## Aim
Every record that follows must be duplicated exactly, with images left out.

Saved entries

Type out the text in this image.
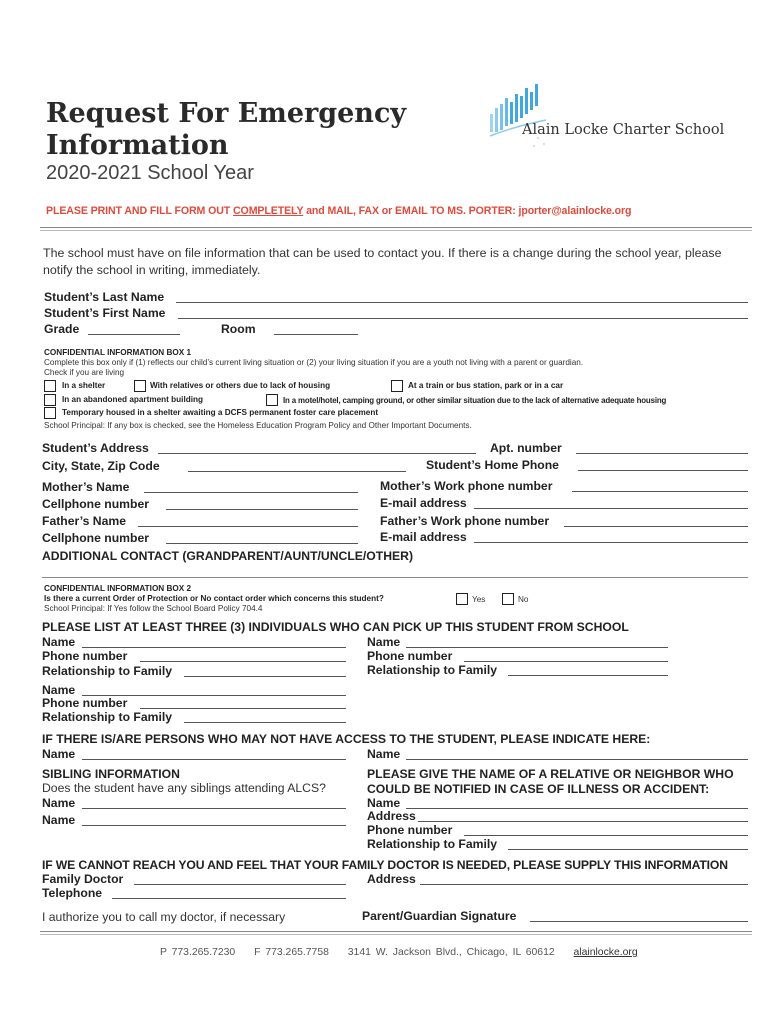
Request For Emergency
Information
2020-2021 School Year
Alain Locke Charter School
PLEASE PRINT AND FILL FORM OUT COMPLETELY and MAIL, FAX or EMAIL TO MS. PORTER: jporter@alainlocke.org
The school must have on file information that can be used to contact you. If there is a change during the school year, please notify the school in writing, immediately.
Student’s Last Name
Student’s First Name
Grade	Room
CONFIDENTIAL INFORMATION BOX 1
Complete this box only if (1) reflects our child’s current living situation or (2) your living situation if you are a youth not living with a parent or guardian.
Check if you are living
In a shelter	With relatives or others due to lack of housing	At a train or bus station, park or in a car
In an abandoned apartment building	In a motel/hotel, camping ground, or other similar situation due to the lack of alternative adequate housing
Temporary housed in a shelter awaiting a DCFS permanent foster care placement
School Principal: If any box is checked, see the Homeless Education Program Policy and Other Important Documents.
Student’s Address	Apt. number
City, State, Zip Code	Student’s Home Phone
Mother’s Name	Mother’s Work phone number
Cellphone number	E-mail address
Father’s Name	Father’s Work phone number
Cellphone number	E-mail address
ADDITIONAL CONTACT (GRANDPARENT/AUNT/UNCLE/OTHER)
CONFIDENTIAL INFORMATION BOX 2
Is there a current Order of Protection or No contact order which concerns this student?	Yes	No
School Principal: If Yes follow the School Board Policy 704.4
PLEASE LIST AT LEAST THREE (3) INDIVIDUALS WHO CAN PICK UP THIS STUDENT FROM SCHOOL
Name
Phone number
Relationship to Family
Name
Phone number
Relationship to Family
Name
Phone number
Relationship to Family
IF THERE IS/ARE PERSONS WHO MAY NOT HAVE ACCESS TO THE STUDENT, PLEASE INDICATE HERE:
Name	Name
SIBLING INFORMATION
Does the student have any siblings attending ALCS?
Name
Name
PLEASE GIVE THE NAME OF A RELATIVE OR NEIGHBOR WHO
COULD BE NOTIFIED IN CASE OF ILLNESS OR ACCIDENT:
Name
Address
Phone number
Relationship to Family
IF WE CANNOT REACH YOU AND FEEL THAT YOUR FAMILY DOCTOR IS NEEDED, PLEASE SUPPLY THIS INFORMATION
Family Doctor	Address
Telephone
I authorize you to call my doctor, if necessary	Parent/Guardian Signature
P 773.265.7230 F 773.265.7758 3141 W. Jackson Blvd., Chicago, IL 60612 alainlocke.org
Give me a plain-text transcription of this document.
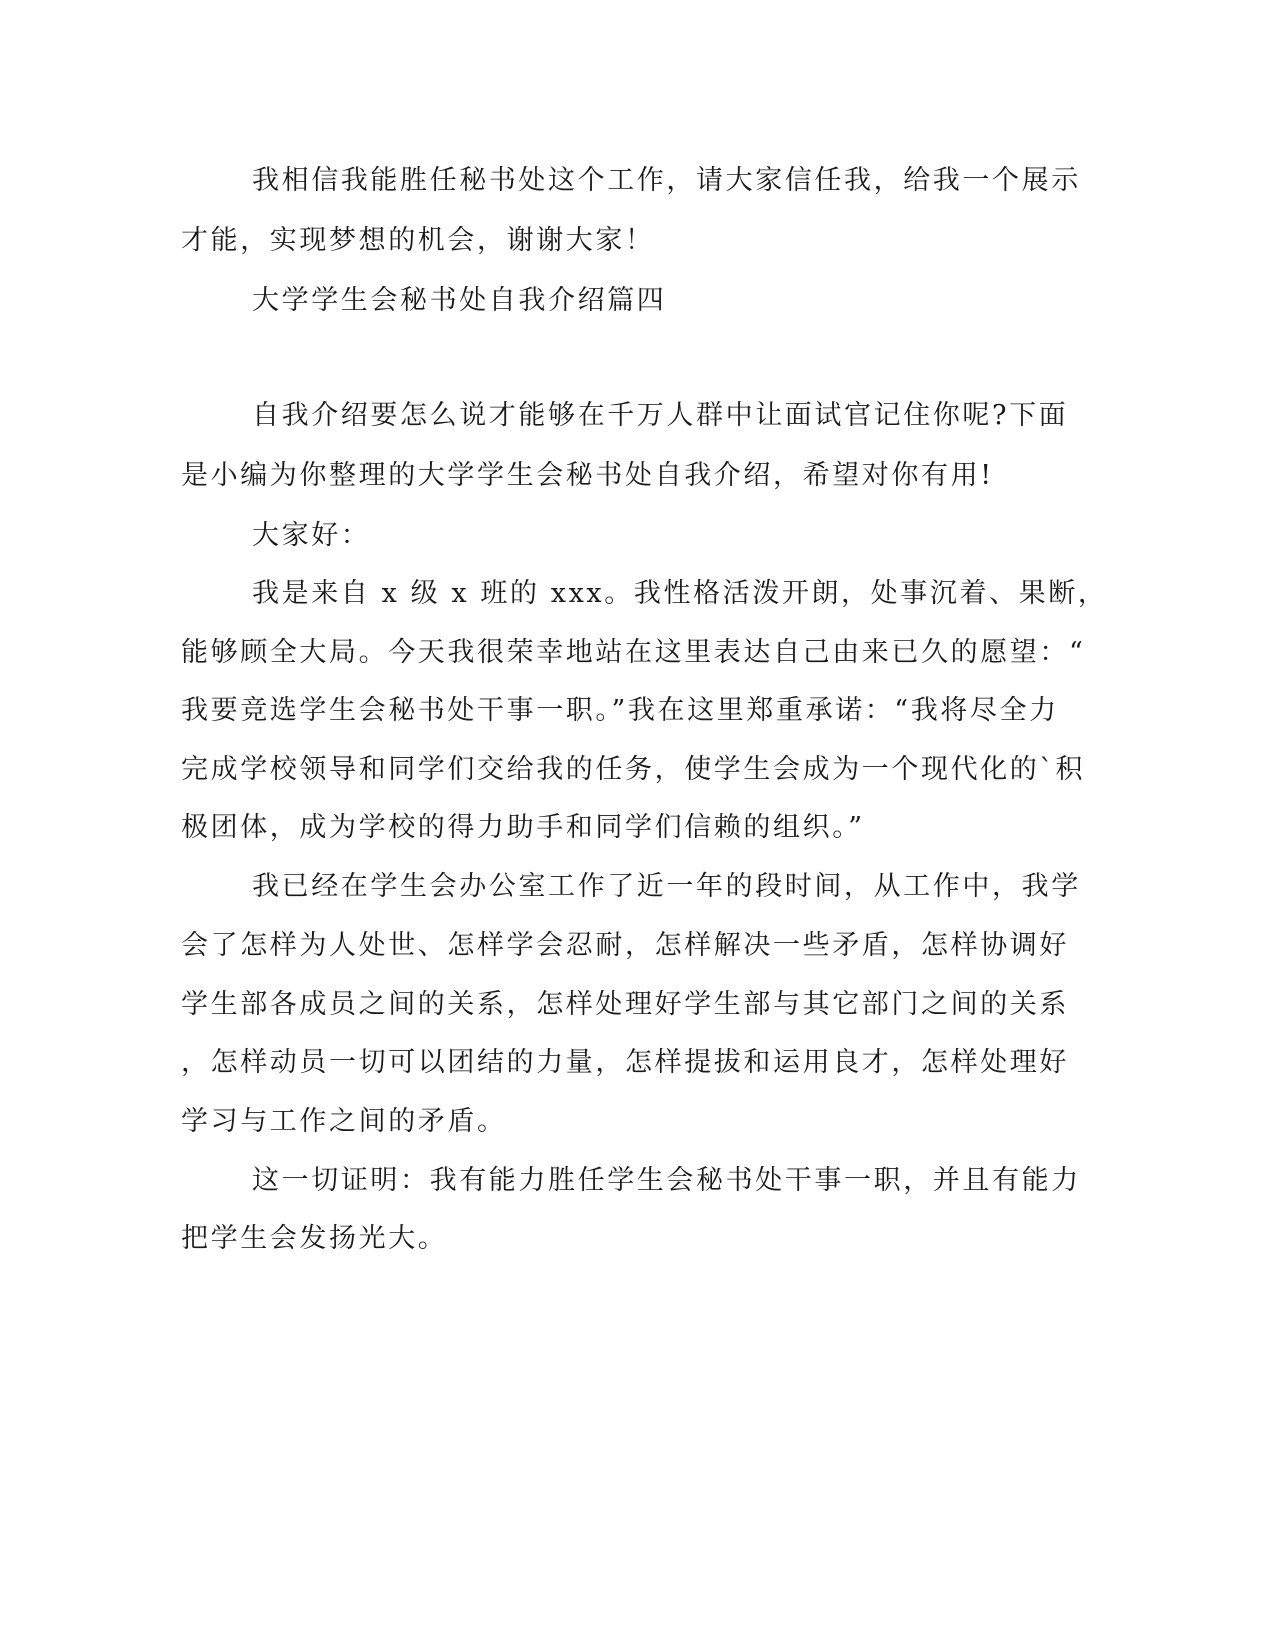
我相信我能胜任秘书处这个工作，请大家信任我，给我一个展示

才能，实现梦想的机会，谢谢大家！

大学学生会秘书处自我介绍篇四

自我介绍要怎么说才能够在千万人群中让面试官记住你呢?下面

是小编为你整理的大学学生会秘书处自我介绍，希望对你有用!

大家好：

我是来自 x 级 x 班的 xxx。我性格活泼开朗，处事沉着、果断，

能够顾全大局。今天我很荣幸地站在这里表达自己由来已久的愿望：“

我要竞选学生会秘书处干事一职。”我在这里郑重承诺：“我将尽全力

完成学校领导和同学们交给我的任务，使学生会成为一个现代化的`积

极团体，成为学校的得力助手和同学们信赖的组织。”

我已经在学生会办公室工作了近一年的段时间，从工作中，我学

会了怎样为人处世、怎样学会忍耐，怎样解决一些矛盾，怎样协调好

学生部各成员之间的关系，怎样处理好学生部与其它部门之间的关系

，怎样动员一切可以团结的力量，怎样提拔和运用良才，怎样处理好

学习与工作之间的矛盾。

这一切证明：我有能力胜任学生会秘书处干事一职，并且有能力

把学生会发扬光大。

## The response
Type out the text in this image.
Request For Emergency
Information
2020-2021 School Year
Alain Locke Charter School
PLEASE PRINT AND FILL FORM OUT COMPLETELY and MAIL, FAX or EMAIL TO MS. PORTER: jporter@alainlocke.org
The school must have on file information that can be used to contact you. If there is a change during the school year, please notify the school in writing, immediately.
Student’s Last Name
Student’s First Name
Grade	Room
CONFIDENTIAL INFORMATION BOX 1
Complete this box only if (1) reflects our child’s current living situation or (2) your living situation if you are a youth not living with a parent or guardian.
Check if you are living
In a shelter	With relatives or others due to lack of housing	At a train or bus station, park or in a car
In an abandoned apartment building	In a motel/hotel, camping ground, or other similar situation due to the lack of alternative adequate housing
Temporary housed in a shelter awaiting a DCFS permanent foster care placement
School Principal: If any box is checked, see the Homeless Education Program Policy and Other Important Documents.
Student’s Address	Apt. number
City, State, Zip Code	Student’s Home Phone
Mother’s Name	Mother’s Work phone number
Cellphone number	E-mail address
Father’s Name	Father’s Work phone number
Cellphone number	E-mail address
ADDITIONAL CONTACT (GRANDPARENT/AUNT/UNCLE/OTHER)
CONFIDENTIAL INFORMATION BOX 2
Is there a current Order of Protection or No contact order which concerns this student?	Yes	No
School Principal: If Yes follow the School Board Policy 704.4
PLEASE LIST AT LEAST THREE (3) INDIVIDUALS WHO CAN PICK UP THIS STUDENT FROM SCHOOL
Name
Phone number
Relationship to Family
Name
Phone number
Relationship to Family
Name
Phone number
Relationship to Family
IF THERE IS/ARE PERSONS WHO MAY NOT HAVE ACCESS TO THE STUDENT, PLEASE INDICATE HERE:
Name	Name
SIBLING INFORMATION
Does the student have any siblings attending ALCS?
Name
Name
PLEASE GIVE THE NAME OF A RELATIVE OR NEIGHBOR WHO
COULD BE NOTIFIED IN CASE OF ILLNESS OR ACCIDENT:
Name
Address
Phone number
Relationship to Family
IF WE CANNOT REACH YOU AND FEEL THAT YOUR FAMILY DOCTOR IS NEEDED, PLEASE SUPPLY THIS INFORMATION
Family Doctor	Address
Telephone
I authorize you to call my doctor, if necessary	Parent/Guardian Signature
P 773.265.7230 F 773.265.7758 3141 W. Jackson Blvd., Chicago, IL 60612 alainlocke.org
Give me a plain-text transcription of this document.
我相信我能胜任秘书处这个工作，请大家信任我，给我一个展示

才能，实现梦想的机会，谢谢大家！

大学学生会秘书处自我介绍篇四

自我介绍要怎么说才能够在千万人群中让面试官记住你呢?下面

是小编为你整理的大学学生会秘书处自我介绍，希望对你有用!

大家好：

我是来自 x 级 x 班的 xxx。我性格活泼开朗，处事沉着、果断，

能够顾全大局。今天我很荣幸地站在这里表达自己由来已久的愿望：“

我要竞选学生会秘书处干事一职。”我在这里郑重承诺：“我将尽全力

完成学校领导和同学们交给我的任务，使学生会成为一个现代化的`积

极团体，成为学校的得力助手和同学们信赖的组织。”

我已经在学生会办公室工作了近一年的段时间，从工作中，我学

会了怎样为人处世、怎样学会忍耐，怎样解决一些矛盾，怎样协调好

学生部各成员之间的关系，怎样处理好学生部与其它部门之间的关系

，怎样动员一切可以团结的力量，怎样提拔和运用良才，怎样处理好

学习与工作之间的矛盾。

这一切证明：我有能力胜任学生会秘书处干事一职，并且有能力

把学生会发扬光大。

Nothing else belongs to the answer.